_Goal_. Could you copy every line from the material below in which "Метод" appears?

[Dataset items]
◇ ◇ ◇ ◇

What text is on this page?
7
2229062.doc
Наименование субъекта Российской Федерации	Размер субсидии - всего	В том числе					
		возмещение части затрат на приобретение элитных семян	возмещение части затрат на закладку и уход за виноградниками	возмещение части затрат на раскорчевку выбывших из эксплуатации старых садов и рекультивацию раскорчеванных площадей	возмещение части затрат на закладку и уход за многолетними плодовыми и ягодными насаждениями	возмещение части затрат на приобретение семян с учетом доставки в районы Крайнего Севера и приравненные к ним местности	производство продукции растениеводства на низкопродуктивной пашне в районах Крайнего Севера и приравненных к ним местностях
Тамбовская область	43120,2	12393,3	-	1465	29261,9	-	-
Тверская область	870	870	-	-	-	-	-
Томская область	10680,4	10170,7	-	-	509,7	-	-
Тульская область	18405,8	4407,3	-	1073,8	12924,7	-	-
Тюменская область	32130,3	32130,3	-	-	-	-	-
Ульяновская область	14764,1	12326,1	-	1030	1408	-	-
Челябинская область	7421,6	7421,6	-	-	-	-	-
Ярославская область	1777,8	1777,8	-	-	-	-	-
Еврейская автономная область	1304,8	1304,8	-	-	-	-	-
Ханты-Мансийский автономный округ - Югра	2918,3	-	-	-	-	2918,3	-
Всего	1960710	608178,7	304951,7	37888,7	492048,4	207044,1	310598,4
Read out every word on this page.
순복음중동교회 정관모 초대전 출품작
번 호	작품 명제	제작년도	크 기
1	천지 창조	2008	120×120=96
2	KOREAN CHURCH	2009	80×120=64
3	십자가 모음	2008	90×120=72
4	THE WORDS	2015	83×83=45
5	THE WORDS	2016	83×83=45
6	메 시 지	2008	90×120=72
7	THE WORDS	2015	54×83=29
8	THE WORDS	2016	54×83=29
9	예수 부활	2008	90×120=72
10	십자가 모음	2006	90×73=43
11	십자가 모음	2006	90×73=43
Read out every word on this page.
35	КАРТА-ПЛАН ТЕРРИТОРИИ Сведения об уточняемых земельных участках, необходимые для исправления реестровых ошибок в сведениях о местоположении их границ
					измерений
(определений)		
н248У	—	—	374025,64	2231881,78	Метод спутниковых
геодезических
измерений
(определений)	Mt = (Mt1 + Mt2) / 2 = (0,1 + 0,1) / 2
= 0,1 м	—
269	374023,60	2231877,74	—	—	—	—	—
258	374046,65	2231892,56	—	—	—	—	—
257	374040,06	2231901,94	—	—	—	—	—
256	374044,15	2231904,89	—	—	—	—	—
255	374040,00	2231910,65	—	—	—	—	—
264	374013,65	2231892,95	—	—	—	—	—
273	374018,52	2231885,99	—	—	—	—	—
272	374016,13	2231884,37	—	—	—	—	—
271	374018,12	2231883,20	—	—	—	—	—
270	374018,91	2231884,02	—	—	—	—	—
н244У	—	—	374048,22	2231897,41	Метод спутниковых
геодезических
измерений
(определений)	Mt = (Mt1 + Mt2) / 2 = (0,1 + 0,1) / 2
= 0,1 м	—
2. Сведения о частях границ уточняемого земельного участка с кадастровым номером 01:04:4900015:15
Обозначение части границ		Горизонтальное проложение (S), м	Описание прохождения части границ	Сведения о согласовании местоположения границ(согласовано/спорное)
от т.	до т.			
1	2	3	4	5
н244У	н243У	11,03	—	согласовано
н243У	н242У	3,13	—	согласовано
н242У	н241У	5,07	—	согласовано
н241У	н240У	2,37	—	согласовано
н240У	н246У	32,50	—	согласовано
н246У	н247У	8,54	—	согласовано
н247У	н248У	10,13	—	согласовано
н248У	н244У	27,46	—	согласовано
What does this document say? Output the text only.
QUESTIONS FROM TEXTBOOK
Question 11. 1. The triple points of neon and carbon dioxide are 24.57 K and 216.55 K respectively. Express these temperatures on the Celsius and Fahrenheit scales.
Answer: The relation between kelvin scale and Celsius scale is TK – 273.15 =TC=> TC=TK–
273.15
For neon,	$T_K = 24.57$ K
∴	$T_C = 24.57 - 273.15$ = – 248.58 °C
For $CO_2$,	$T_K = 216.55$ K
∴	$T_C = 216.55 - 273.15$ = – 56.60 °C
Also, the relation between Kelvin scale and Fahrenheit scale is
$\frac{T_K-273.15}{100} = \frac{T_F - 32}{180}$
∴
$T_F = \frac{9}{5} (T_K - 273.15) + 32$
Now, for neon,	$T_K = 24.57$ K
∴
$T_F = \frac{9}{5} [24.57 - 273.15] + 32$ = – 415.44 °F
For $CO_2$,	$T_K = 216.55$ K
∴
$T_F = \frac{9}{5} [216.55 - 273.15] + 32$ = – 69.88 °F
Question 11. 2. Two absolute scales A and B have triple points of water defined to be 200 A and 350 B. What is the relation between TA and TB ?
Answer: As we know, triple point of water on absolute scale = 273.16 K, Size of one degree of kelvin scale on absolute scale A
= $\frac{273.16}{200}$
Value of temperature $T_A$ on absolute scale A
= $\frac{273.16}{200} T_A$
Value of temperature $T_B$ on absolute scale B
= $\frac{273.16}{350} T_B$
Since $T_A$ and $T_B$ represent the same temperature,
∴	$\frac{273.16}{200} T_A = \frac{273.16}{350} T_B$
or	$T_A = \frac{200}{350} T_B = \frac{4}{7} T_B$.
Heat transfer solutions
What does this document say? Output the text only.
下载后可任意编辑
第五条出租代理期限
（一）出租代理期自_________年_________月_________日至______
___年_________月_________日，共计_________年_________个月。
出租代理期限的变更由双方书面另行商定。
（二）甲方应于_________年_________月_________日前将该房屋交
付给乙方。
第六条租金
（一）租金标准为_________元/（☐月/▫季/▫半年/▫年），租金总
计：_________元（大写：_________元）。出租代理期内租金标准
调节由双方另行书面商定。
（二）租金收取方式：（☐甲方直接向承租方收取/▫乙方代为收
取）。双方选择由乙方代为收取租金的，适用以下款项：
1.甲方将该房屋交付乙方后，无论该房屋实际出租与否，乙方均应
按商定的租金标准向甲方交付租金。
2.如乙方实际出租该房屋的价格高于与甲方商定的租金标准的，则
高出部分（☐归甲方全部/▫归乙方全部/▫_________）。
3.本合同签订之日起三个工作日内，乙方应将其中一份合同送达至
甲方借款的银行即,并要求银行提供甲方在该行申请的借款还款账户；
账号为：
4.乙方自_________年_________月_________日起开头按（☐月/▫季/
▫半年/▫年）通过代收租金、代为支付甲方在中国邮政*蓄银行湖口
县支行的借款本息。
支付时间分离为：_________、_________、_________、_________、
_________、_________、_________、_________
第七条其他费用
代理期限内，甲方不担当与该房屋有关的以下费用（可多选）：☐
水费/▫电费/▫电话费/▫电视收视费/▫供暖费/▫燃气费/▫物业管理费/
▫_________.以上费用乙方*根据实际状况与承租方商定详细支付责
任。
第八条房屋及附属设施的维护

◇ ◇ ◇ ◇

_Task result_.
н248У	—	—	374025,64	2231881,78	Метод спутниковых
н244У	—	—	374048,22	2231897,41	Метод спутниковых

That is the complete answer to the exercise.